_Given problem_.
The lines to be set down run from the line containing "OCR this image." through the final line of the data below; print them exactly and print nothing else.

_Material for this exercise_.

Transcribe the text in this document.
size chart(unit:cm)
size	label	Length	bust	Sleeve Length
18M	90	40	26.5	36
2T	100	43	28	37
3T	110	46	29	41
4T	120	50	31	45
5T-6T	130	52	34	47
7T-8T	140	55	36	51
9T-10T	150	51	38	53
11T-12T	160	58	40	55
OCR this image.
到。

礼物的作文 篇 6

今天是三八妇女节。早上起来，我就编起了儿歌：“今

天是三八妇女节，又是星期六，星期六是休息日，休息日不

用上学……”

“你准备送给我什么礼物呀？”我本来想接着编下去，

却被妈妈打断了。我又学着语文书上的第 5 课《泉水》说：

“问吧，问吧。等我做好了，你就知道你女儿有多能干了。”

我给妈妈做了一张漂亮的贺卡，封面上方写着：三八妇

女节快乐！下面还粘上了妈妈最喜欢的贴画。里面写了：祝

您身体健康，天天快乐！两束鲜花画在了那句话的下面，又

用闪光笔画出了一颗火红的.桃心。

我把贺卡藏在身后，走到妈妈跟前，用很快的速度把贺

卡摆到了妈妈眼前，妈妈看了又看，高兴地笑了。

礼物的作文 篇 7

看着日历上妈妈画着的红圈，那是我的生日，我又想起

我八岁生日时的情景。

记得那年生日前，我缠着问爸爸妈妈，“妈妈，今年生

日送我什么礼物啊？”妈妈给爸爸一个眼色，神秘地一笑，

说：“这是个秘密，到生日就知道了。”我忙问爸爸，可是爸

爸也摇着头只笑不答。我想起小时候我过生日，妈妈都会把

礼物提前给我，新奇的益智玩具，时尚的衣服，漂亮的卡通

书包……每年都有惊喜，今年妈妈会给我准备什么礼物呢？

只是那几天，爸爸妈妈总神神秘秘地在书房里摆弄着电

_Complete response_.
OCR this image.
到。

礼物的作文 篇 6

今天是三八妇女节。早上起来，我就编起了儿歌：“今

天是三八妇女节，又是星期六，星期六是休息日，休息日不

用上学……”

“你准备送给我什么礼物呀？”我本来想接着编下去，

却被妈妈打断了。我又学着语文书上的第 5 课《泉水》说：

“问吧，问吧。等我做好了，你就知道你女儿有多能干了。”

我给妈妈做了一张漂亮的贺卡，封面上方写着：三八妇

女节快乐！下面还粘上了妈妈最喜欢的贴画。里面写了：祝

您身体健康，天天快乐！两束鲜花画在了那句话的下面，又

用闪光笔画出了一颗火红的.桃心。

我把贺卡藏在身后，走到妈妈跟前，用很快的速度把贺

卡摆到了妈妈眼前，妈妈看了又看，高兴地笑了。

礼物的作文 篇 7

看着日历上妈妈画着的红圈，那是我的生日，我又想起

我八岁生日时的情景。

记得那年生日前，我缠着问爸爸妈妈，“妈妈，今年生

日送我什么礼物啊？”妈妈给爸爸一个眼色，神秘地一笑，

说：“这是个秘密，到生日就知道了。”我忙问爸爸，可是爸

爸也摇着头只笑不答。我想起小时候我过生日，妈妈都会把

礼物提前给我，新奇的益智玩具，时尚的衣服，漂亮的卡通

书包……每年都有惊喜，今年妈妈会给我准备什么礼物呢？

只是那几天，爸爸妈妈总神神秘秘地在书房里摆弄着电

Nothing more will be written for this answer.